Aufgabe 1: Schreiben Sie die Einträge genau ab, und zwar alles vom ersten Eintrag bis hinunter zur Zeile mit "column-header-type[interactable]: Type <box>452", beide Enden eingeschlossen.

Dokumenttext:
>>>>>

In Deutschland sind die Jugendämter aktuell stark überlastet und sehen sich einem beunruhigenden Anstieg von Fällen der Kindeswohlgefährdung gegenüber. Laut Radio Euskirchen wurden im Jahr 2023 insgesamt 63.700 Fälle von Kindeswohlgefährdung gemeldet, was einem Höchststand entspricht. Dabei dürfte die tatsächliche Zahl noch höher liegen, da nicht alle Jugendämter in der Lage sind, ihre Daten vollständig zu melden.

<<<<<

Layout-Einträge
>>>>>

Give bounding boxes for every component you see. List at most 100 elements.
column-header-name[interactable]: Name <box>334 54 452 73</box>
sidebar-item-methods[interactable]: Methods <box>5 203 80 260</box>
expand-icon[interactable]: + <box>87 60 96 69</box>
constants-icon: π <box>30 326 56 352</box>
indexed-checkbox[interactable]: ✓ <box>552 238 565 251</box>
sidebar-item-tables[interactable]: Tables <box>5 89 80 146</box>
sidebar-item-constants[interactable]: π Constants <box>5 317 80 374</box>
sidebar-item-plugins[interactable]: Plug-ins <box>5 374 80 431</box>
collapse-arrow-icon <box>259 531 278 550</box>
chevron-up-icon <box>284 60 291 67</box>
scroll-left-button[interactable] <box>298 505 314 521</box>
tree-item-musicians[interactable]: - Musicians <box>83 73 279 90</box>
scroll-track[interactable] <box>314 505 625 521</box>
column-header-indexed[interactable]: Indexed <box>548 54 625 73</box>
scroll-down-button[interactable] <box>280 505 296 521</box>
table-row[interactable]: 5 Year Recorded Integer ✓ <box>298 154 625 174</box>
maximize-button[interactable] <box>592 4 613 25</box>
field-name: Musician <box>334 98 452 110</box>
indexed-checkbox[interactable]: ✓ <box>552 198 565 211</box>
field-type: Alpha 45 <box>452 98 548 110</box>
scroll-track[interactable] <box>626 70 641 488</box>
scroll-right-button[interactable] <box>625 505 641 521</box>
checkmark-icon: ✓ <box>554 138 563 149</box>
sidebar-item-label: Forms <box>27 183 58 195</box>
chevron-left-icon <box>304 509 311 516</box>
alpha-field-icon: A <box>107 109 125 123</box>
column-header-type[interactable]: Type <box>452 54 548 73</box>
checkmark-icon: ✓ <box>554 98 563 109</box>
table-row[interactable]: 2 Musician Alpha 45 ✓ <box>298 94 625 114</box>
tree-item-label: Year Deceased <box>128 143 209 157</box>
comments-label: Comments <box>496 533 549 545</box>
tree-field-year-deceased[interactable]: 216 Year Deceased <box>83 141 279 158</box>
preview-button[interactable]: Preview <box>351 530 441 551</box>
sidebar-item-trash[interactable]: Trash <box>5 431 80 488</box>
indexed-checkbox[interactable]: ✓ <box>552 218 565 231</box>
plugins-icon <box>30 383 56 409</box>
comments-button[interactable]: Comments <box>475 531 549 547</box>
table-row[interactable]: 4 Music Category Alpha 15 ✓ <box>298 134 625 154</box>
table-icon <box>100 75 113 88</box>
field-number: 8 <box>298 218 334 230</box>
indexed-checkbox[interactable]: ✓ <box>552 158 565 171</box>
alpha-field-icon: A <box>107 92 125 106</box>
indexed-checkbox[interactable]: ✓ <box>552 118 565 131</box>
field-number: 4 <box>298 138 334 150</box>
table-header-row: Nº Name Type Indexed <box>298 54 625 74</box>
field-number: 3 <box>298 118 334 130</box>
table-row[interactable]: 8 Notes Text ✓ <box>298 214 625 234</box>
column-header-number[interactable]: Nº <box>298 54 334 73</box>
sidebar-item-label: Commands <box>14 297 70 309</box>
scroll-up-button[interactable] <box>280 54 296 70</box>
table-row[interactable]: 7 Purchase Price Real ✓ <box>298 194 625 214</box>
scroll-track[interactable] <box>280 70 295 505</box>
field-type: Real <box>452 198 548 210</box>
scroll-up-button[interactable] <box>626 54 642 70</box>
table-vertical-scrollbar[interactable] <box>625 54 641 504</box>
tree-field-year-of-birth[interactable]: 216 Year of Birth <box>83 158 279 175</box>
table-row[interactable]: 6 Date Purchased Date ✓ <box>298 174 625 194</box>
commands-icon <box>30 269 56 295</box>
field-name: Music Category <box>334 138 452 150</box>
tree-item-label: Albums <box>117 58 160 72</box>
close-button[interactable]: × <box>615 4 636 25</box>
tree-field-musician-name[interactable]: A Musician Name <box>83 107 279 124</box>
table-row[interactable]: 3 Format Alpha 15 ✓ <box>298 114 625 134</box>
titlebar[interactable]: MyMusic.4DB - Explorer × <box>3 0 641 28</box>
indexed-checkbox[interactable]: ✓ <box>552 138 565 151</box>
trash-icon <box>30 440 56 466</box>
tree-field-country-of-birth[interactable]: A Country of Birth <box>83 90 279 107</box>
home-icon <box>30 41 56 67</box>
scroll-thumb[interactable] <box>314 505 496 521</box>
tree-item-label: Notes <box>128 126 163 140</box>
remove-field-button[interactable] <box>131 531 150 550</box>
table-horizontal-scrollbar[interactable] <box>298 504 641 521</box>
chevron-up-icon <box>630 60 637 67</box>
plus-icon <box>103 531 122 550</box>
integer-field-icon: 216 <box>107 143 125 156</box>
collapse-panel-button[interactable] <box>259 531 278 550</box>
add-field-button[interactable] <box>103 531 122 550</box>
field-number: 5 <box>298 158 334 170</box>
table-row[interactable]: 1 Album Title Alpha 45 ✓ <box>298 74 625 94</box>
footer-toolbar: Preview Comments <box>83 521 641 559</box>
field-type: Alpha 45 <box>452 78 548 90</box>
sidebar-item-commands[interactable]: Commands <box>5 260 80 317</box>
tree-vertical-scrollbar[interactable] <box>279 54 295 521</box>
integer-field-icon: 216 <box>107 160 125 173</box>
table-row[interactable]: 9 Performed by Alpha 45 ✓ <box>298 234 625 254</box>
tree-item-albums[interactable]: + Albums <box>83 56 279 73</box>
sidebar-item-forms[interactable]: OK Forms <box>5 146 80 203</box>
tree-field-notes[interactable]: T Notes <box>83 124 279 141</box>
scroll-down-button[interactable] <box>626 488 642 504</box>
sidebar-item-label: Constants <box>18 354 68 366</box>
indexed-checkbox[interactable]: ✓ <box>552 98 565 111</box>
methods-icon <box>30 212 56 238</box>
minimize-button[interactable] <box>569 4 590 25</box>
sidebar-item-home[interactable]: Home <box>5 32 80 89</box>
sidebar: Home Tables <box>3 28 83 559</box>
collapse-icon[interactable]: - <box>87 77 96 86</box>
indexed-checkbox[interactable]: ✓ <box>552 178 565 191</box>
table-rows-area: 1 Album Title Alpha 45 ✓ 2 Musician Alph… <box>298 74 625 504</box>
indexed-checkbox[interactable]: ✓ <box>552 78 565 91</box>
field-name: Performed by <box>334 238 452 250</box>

<<<<<

Aufgabe 2: Geben Sie im Text über die überlasteten Jugendämter alles von "In Deutschland sind" bis hinunter zu "vollständig zu melden." neu wieder und setzen Sie dabei "Rekordwert" an die Stelle von "Höchststand".

Lösung 1:
Give bounding boxes for every component you see. List at most 100 elements.
column-header-name[interactable]: Name <box>334 54 452 73</box>
sidebar-item-methods[interactable]: Methods <box>5 203 80 260</box>
expand-icon[interactable]: + <box>87 60 96 69</box>
constants-icon: π <box>30 326 56 352</box>
indexed-checkbox[interactable]: ✓ <box>552 238 565 251</box>
sidebar-item-tables[interactable]: Tables <box>5 89 80 146</box>
sidebar-item-constants[interactable]: π Constants <box>5 317 80 374</box>
sidebar-item-plugins[interactable]: Plug-ins <box>5 374 80 431</box>
collapse-arrow-icon <box>259 531 278 550</box>
chevron-up-icon <box>284 60 291 67</box>
scroll-left-button[interactable] <box>298 505 314 521</box>
tree-item-musicians[interactable]: - Musicians <box>83 73 279 90</box>
scroll-track[interactable] <box>314 505 625 521</box>
column-header-indexed[interactable]: Indexed <box>548 54 625 73</box>
scroll-down-button[interactable] <box>280 505 296 521</box>
table-row[interactable]: 5 Year Recorded Integer ✓ <box>298 154 625 174</box>
maximize-button[interactable] <box>592 4 613 25</box>
field-name: Musician <box>334 98 452 110</box>
indexed-checkbox[interactable]: ✓ <box>552 198 565 211</box>
field-type: Alpha 45 <box>452 98 548 110</box>
scroll-track[interactable] <box>626 70 641 488</box>
scroll-right-button[interactable] <box>625 505 641 521</box>
checkmark-icon: ✓ <box>554 138 563 149</box>
sidebar-item-label: Forms <box>27 183 58 195</box>
chevron-left-icon <box>304 509 311 516</box>
alpha-field-icon: A <box>107 109 125 123</box>
column-header-type[interactable]: Type <box>452 54 548 73</box>

Lösung 2:
In Deutschland sind die Jugendämter aktuell stark überlastet und sehen sich einem beunruhigenden Anstieg von Fällen der Kindeswohlgefährdung gegenüber. Laut Radio Euskirchen wurden im Jahr 2023 insgesamt 63.700 Fälle von Kindeswohlgefährdung gemeldet, was einem Rekordwert entspricht. Dabei dürfte die tatsächliche Zahl noch höher liegen, da nicht alle Jugendämter in der Lage sind, ihre Daten vollständig zu melden.